## START Record set

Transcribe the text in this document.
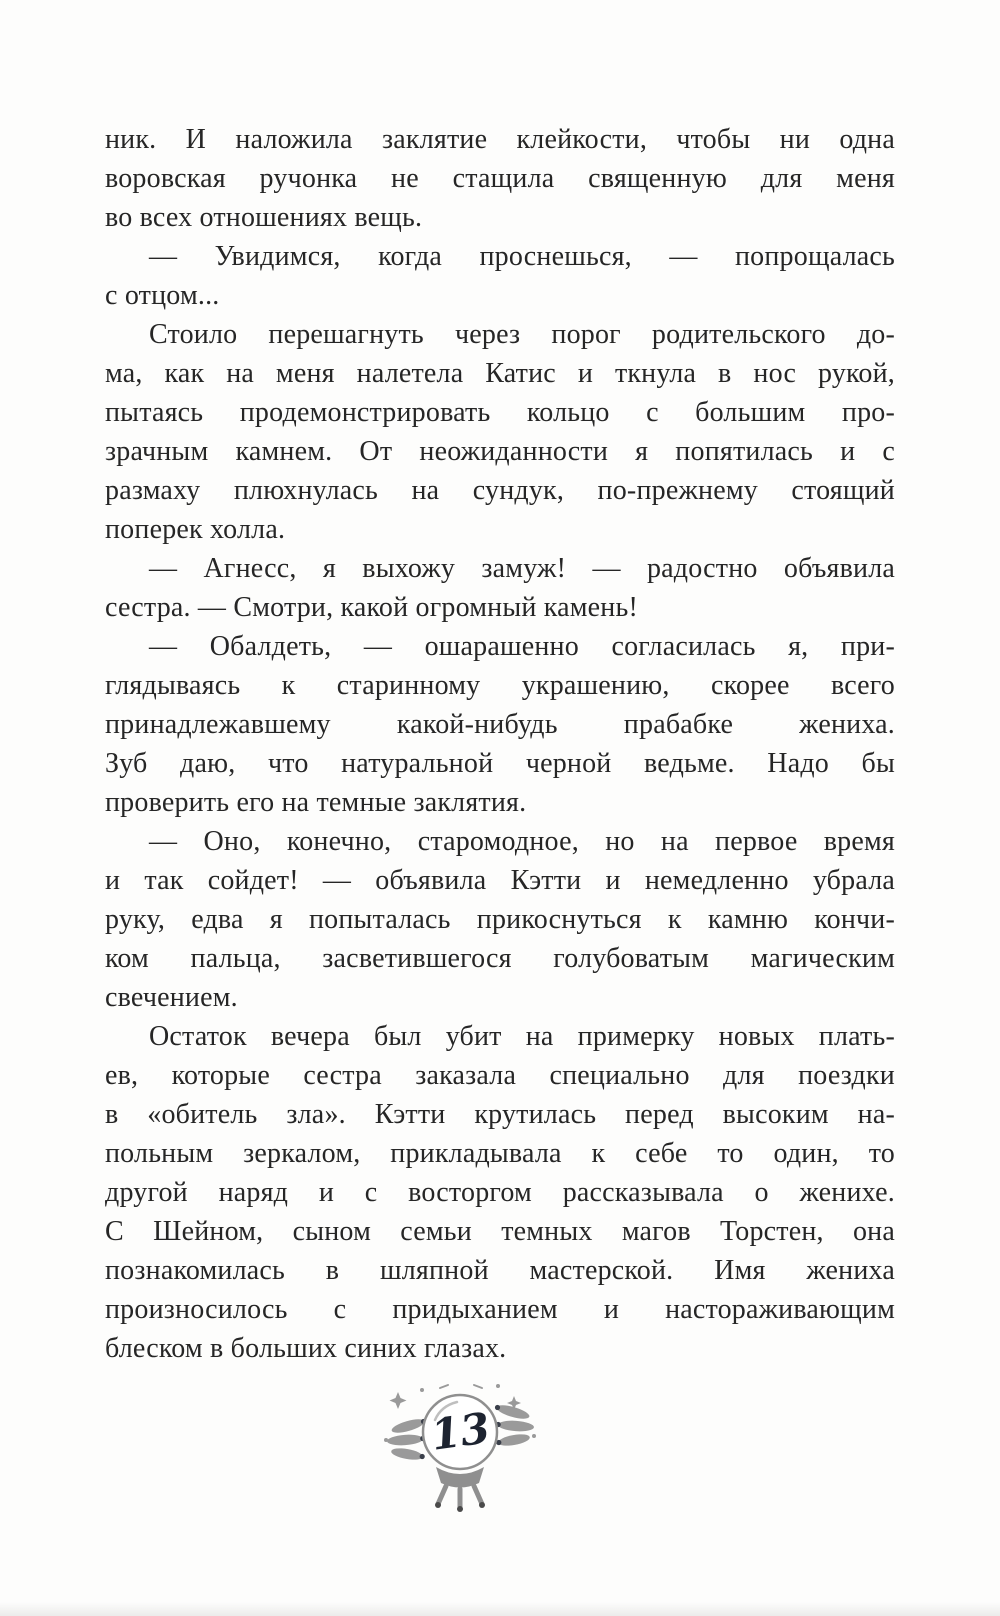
ник. И наложила заклятие клейкости, чтобы ни одна
воровская ручонка не стащила священную для меня
во всех отношениях вещь.
— Увидимся, когда проснешься, — попрощалась
с отцом...
Стоило перешагнуть через порог родительского до-
ма, как на меня налетела Катис и ткнула в нос рукой,
пытаясь продемонстрировать кольцо с большим про-
зрачным камнем. От неожиданности я попятилась и с
размаху плюхнулась на сундук, по-прежнему стоящий
поперек холла.
— Агнесс, я выхожу замуж! — радостно объявила
сестра. — Смотри, какой огромный камень!
— Обалдеть, — ошарашенно согласилась я, при-
глядываясь к старинному украшению, скорее всего
принадлежавшему какой-нибудь прабабке жениха.
Зуб даю, что натуральной черной ведьме. Надо бы
проверить его на темные заклятия.
— Оно, конечно, старомодное, но на первое время
и так сойдет! — объявила Кэтти и немедленно убрала
руку, едва я попыталась прикоснуться к камню кончи-
ком пальца, засветившегося голубоватым магическим
свечением.
Остаток вечера был убит на примерку новых плать-
ев, которые сестра заказала специально для поездки
в «обитель зла». Кэтти крутилась перед высоким на-
польным зеркалом, прикладывала к себе то один, то
другой наряд и с восторгом рассказывала о женихе.
С Шейном, сыном семьи темных магов Торстен, она
познакомилась в шляпной мастерской. Имя жениха
произносилось с придыханием и настораживающим
блеском в больших синих глазах.
13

## END Record set

The request
Strip out the images, then output the records above word for word.

The reply
Transcribe the text in this document.
ник. И наложила заклятие клейкости, чтобы ни одна
воровская ручонка не стащила священную для меня
во всех отношениях вещь.
— Увидимся, когда проснешься, — попрощалась
с отцом...
Стоило перешагнуть через порог родительского до-
ма, как на меня налетела Катис и ткнула в нос рукой,
пытаясь продемонстрировать кольцо с большим про-
зрачным камнем. От неожиданности я попятилась и с
размаху плюхнулась на сундук, по-прежнему стоящий
поперек холла.
— Агнесс, я выхожу замуж! — радостно объявила
сестра. — Смотри, какой огромный камень!
— Обалдеть, — ошарашенно согласилась я, при-
глядываясь к старинному украшению, скорее всего
принадлежавшему какой-нибудь прабабке жениха.
Зуб даю, что натуральной черной ведьме. Надо бы
проверить его на темные заклятия.
— Оно, конечно, старомодное, но на первое время
и так сойдет! — объявила Кэтти и немедленно убрала
руку, едва я попыталась прикоснуться к камню кончи-
ком пальца, засветившегося голубоватым магическим
свечением.
Остаток вечера был убит на примерку новых плать-
ев, которые сестра заказала специально для поездки
в «обитель зла». Кэтти крутилась перед высоким на-
польным зеркалом, прикладывала к себе то один, то
другой наряд и с восторгом рассказывала о женихе.
С Шейном, сыном семьи темных магов Торстен, она
познакомилась в шляпной мастерской. Имя жениха
произносилось с придыханием и настораживающим
блеском в больших синих глазах.
13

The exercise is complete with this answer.